▶ PROBLEM DETAILS:
Filter out everything except lines holding "arrow".
## start PROVIDED ENTRIES
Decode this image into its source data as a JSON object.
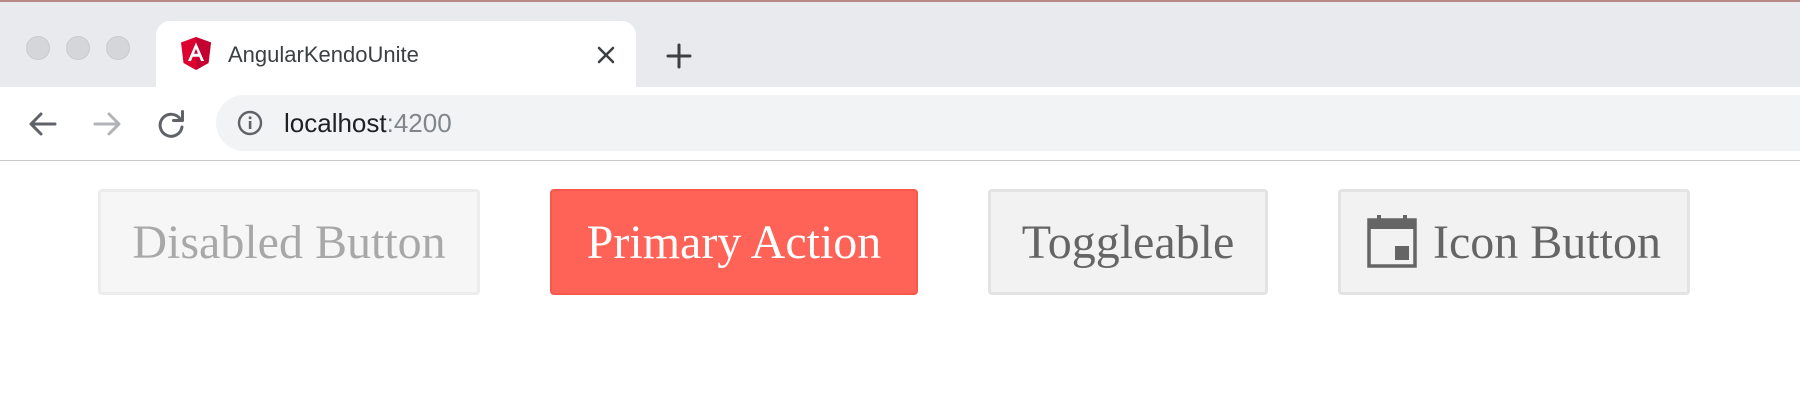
{
  "browser": {
    "tab": {
      "title": "AngularKendoUnite",
      "favicon": "angular-icon",
      "favicon_color": "#dd0031"
    },
    "new_tab_icon": "plus-icon",
    "toolbar": {
      "back_icon": "arrow-left-icon",
      "forward_icon": "arrow-right-icon",
      "reload_icon": "reload-icon",
      "address": {
        "info_icon": "info-icon",
        "host": "localhost",
        "port": ":4200"
      }
    }
  },
  "page": {
    "buttons": {
      "disabled": {
        "label": "Disabled Button",
        "state": "disabled"
      },
      "primary": {
        "label": "Primary Action",
        "color": "#ff6358"
      },
      "toggle": {
        "label": "Toggleable"
      },
      "icon": {
        "label": "Icon Button",
        "icon": "calendar-icon"
      }
    }
  }
}
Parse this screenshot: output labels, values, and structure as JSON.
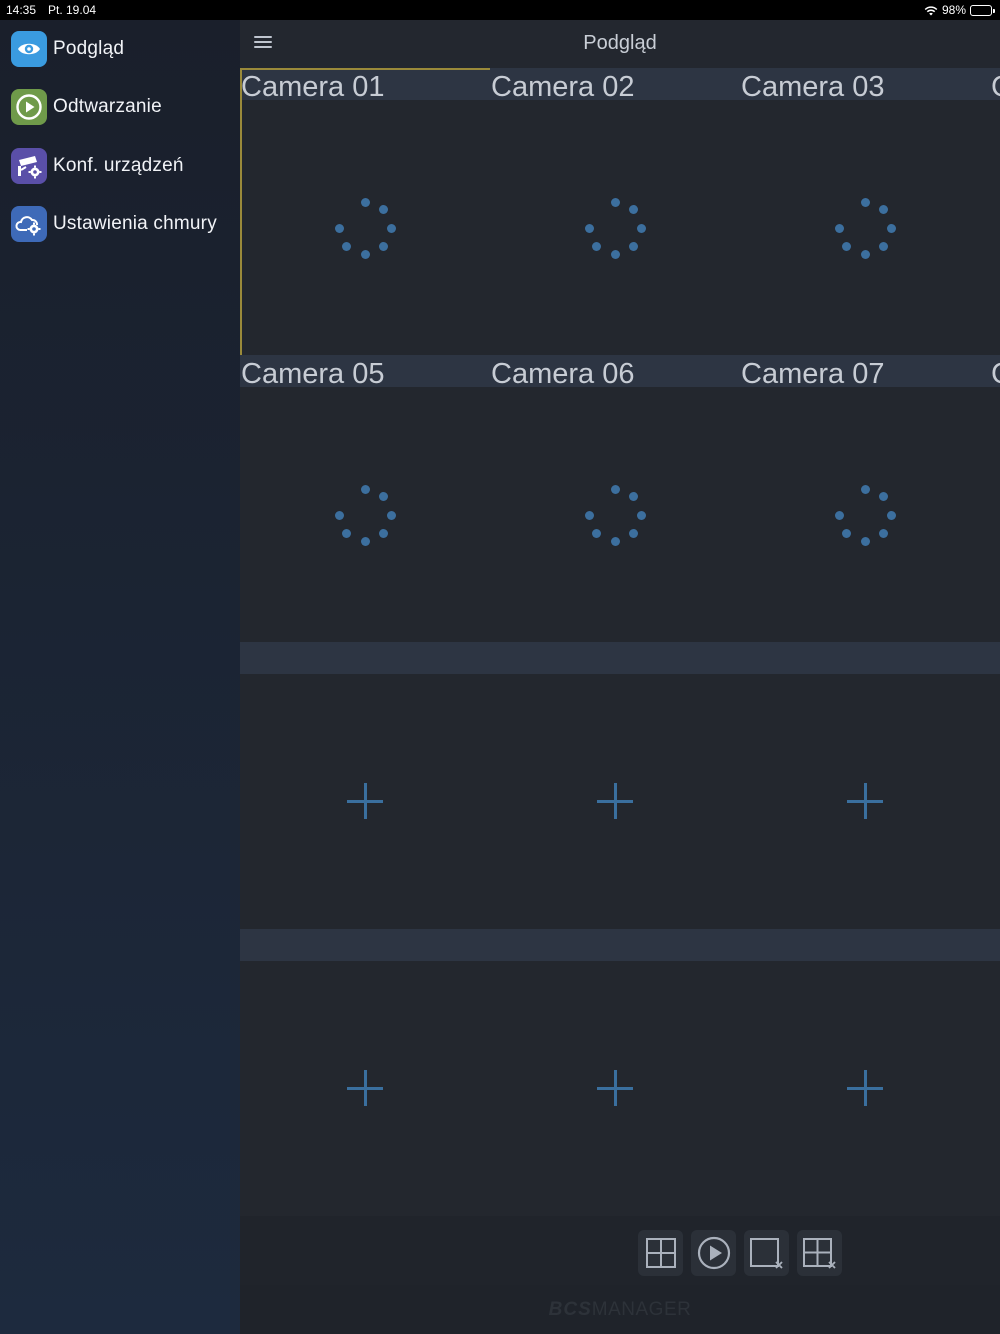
{
  "status_bar": {
    "time": "14:35",
    "date": "Pt. 19.04",
    "battery": "98%"
  },
  "sidebar": {
    "items": [
      {
        "label": "Podgląd",
        "icon": "eye-icon",
        "color": "#3a9be0"
      },
      {
        "label": "Odtwarzanie",
        "icon": "play-circle-icon",
        "color": "#6f9a4a"
      },
      {
        "label": "Konf. urządzeń",
        "icon": "camera-settings-icon",
        "color": "#5a4fa8"
      },
      {
        "label": "Ustawienia chmury",
        "icon": "cloud-settings-icon",
        "color": "#3e6ab8"
      }
    ]
  },
  "header": {
    "title": "Podgląd"
  },
  "grid": {
    "cameras": [
      "Camera 01",
      "Camera 02",
      "Camera 03",
      "Camera 05",
      "Camera 06",
      "Camera 07"
    ],
    "partial_label": "C",
    "selected": "Camera 01",
    "accent": "#3a6f9e"
  },
  "toolbar": [
    "layout-grid-icon",
    "play-circle-icon",
    "close-window-icon",
    "close-grid-icon"
  ],
  "footer": {
    "brand_bold": "BCS",
    "brand_text": "MANAGER"
  }
}
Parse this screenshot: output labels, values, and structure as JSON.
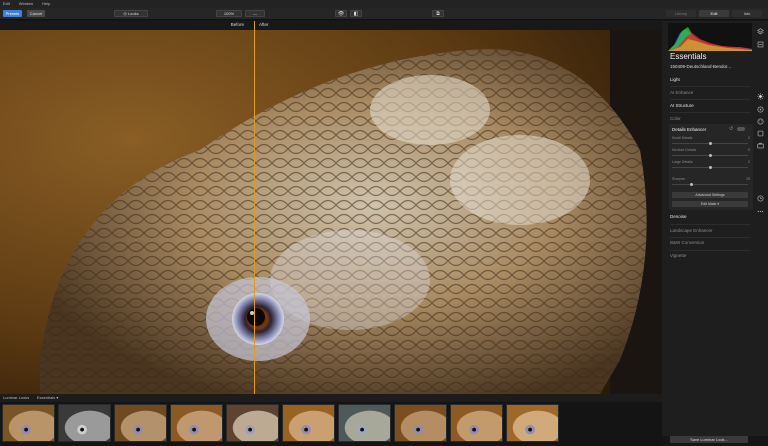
{
  "menu": [
    "Edit",
    "Window",
    "Help"
  ],
  "toolbar": {
    "presets_label": "Presets",
    "cancel_label": "Cancel",
    "looks_label": "Looks",
    "zoom_value": "100%",
    "zoom_minus": "—",
    "tabs": [
      {
        "label": "Library",
        "active": false
      },
      {
        "label": "Edit",
        "active": true
      },
      {
        "label": "Info",
        "active": false
      }
    ]
  },
  "canvas": {
    "before_label": "Before",
    "after_label": "After"
  },
  "panel": {
    "title": "Essentials",
    "filename": "150409-Deutschland-Bendor...",
    "sections": {
      "light": "Light",
      "ai_enhance": "AI Enhance",
      "ai_structure": "AI Structure",
      "color": "Color",
      "denoise": "Denoise",
      "landscape": "Landscape Enhancer",
      "bw": "B&W Conversion",
      "vignette": "Vignette"
    },
    "details": {
      "title": "Details Enhancer",
      "reset_icon": "↺",
      "sliders": [
        {
          "label": "Small Details",
          "value": "0",
          "fraction": 0.5
        },
        {
          "label": "Medium Details",
          "value": "0",
          "fraction": 0.5
        },
        {
          "label": "Large Details",
          "value": "0",
          "fraction": 0.5
        },
        {
          "label": "Sharpen",
          "value": "25",
          "fraction": 0.25
        }
      ],
      "advanced_label": "Advanced Settings",
      "mask_label": "Edit Mask ▾"
    }
  },
  "bottom": {
    "looks_label": "Luminar Looks",
    "collection_label": "Essentials ▾",
    "save_label": "Save Luminar Look..."
  },
  "colors": {
    "accent_blue": "#3b82d6",
    "split_line": "#e09a22"
  },
  "icons": [
    "layers-icon",
    "export-icon",
    "sun-icon",
    "palette-icon",
    "face-icon",
    "portrait-icon",
    "briefcase-icon",
    "history-icon",
    "more-icon"
  ]
}
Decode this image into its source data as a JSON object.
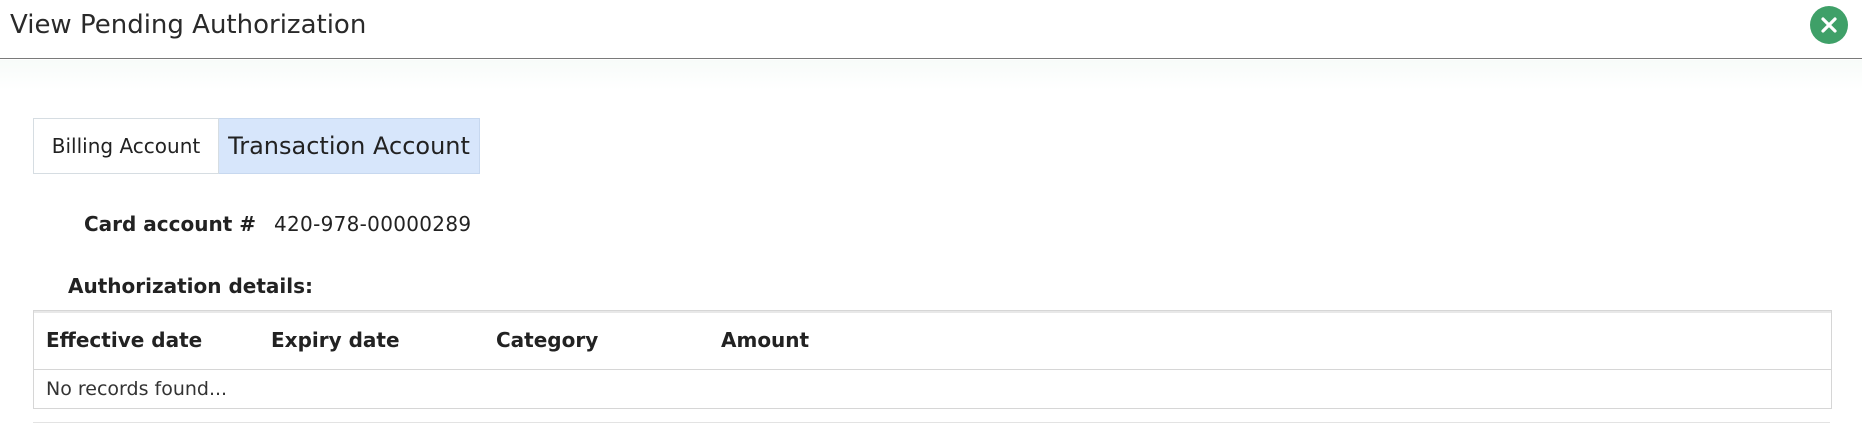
## end PROVIDED ENTRIES
▶ RESULT FOR THIS EXERCISE:
      "back_icon": "arrow-left-icon",
      "forward_icon": "arrow-right-icon",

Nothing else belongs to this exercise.